Supplied records
__________

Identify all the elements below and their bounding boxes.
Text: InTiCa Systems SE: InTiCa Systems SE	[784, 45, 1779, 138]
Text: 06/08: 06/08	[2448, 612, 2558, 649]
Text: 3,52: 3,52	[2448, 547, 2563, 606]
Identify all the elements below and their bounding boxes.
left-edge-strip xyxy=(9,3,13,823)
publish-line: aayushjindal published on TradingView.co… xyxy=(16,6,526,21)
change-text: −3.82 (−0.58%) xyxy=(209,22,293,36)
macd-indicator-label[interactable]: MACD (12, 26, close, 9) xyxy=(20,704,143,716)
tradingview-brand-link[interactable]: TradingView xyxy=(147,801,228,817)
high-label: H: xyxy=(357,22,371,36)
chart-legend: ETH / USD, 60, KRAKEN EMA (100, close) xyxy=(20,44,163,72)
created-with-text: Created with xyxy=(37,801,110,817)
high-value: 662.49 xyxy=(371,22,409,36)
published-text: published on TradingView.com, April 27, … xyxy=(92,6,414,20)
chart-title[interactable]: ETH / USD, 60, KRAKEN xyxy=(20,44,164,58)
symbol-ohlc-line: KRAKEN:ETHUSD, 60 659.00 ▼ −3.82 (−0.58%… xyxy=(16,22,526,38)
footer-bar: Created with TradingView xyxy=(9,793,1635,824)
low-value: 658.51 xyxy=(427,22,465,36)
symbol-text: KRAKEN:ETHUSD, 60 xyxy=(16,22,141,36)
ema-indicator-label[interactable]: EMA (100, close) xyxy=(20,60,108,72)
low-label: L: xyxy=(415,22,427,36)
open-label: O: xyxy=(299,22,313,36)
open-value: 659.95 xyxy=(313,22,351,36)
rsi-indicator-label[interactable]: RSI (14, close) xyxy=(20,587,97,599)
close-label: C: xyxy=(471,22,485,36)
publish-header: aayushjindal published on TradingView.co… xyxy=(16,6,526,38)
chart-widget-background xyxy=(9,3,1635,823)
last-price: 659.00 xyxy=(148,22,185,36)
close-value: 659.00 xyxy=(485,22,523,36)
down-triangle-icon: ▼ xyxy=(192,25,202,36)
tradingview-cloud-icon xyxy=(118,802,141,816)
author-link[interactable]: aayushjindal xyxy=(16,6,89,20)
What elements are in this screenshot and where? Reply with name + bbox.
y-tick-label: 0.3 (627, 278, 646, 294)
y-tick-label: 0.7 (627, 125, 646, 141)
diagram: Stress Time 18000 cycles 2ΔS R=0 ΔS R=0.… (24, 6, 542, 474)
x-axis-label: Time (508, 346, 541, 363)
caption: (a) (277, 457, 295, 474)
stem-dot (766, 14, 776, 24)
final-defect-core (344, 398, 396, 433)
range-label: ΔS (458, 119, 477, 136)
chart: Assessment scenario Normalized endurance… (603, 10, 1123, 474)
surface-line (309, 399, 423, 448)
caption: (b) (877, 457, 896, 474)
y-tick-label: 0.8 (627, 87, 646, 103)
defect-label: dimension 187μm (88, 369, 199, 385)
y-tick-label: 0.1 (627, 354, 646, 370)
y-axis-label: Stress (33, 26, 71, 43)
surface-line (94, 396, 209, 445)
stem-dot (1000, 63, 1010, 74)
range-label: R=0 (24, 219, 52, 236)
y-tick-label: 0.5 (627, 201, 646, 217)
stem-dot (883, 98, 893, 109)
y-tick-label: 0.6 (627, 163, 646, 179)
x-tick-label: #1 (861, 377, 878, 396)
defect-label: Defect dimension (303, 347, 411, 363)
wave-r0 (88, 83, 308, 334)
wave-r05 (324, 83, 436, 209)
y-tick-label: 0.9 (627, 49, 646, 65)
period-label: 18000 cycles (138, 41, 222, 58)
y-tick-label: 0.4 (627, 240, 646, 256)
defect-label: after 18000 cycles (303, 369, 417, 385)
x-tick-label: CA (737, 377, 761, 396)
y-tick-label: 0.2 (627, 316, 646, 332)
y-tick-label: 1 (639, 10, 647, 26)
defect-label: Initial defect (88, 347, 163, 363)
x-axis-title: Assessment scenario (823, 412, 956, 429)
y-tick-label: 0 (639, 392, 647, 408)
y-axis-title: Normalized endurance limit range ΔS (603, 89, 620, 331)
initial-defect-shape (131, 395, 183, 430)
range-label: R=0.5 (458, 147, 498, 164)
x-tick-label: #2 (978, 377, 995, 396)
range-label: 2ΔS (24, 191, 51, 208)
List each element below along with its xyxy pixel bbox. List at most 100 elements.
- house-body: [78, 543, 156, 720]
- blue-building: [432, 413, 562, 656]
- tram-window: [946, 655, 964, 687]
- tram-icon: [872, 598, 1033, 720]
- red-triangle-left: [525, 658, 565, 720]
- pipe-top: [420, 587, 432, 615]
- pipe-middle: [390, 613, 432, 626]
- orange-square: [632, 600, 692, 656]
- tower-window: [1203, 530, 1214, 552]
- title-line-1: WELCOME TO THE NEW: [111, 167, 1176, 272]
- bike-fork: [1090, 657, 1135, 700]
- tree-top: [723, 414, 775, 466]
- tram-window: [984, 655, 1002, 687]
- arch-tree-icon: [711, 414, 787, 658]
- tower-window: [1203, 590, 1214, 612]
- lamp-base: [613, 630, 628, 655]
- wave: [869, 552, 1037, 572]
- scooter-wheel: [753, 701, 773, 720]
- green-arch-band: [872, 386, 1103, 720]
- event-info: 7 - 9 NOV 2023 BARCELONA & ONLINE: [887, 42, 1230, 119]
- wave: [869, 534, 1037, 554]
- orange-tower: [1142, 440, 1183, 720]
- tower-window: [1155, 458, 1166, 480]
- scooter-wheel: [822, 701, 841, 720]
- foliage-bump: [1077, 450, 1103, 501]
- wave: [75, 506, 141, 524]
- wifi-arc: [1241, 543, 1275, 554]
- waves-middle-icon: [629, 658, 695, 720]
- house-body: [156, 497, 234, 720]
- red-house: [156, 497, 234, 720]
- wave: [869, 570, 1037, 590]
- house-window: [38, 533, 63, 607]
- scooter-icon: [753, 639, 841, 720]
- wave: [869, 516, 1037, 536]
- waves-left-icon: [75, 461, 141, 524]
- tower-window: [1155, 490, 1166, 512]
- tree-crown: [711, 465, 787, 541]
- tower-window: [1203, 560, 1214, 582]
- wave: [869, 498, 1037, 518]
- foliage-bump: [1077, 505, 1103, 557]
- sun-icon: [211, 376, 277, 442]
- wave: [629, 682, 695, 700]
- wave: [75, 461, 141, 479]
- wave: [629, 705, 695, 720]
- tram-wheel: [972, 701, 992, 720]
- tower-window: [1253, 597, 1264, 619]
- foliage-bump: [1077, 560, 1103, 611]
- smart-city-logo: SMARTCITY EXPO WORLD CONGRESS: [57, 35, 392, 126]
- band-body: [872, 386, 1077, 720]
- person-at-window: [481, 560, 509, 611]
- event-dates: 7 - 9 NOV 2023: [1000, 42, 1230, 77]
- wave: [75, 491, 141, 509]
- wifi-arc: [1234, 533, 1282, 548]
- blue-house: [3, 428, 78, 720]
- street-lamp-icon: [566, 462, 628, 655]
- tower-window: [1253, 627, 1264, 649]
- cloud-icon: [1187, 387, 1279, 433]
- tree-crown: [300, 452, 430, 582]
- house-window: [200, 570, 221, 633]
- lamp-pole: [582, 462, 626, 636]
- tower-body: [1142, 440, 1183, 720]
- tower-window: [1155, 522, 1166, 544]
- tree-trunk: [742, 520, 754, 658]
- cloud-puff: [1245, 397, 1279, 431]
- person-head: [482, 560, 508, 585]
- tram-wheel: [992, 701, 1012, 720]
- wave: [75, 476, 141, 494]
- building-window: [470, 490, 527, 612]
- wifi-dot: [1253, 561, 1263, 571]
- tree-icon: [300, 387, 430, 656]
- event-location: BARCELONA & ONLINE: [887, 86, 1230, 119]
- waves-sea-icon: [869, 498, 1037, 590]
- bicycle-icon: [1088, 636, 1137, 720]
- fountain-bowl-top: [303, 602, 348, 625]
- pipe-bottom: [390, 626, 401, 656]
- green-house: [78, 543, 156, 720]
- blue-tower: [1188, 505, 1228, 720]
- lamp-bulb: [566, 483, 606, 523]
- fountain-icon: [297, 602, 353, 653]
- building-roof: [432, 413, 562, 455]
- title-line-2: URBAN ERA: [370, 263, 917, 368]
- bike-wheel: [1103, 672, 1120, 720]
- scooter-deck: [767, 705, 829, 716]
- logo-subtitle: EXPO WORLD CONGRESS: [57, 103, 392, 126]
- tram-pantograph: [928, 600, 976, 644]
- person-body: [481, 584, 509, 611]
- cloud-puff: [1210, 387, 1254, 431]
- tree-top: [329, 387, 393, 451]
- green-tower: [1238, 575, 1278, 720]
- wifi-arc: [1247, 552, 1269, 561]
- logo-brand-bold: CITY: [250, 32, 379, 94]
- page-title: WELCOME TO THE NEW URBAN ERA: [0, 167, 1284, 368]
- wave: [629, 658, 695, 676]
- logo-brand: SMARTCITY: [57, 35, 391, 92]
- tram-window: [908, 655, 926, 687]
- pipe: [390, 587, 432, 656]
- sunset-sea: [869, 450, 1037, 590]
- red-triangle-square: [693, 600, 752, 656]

__________

Exercise requirements
Output verbatim everything from the first line above down to the line containing "published-text: published on", with both of those lines included.

Correct output
Identify all the elements below and their bounding boxes.
Text: InTiCa Systems SE: InTiCa Systems SE	[784, 45, 1779, 138]
Text: 06/08: 06/08	[2448, 612, 2558, 649]
Text: 3,52: 3,52	[2448, 547, 2563, 606]
Identify all the elements below and their bounding boxes.
left-edge-strip xyxy=(9,3,13,823)
publish-line: aayushjindal published on TradingView.co… xyxy=(16,6,526,21)
change-text: −3.82 (−0.58%) xyxy=(209,22,293,36)
macd-indicator-label[interactable]: MACD (12, 26, close, 9) xyxy=(20,704,143,716)
tradingview-brand-link[interactable]: TradingView xyxy=(147,801,228,817)
high-label: H: xyxy=(357,22,371,36)
chart-legend: ETH / USD, 60, KRAKEN EMA (100, close) xyxy=(20,44,163,72)
created-with-text: Created with xyxy=(37,801,110,817)
high-value: 662.49 xyxy=(371,22,409,36)
published-text: published on TradingView.com, April 27, … xyxy=(92,6,414,20)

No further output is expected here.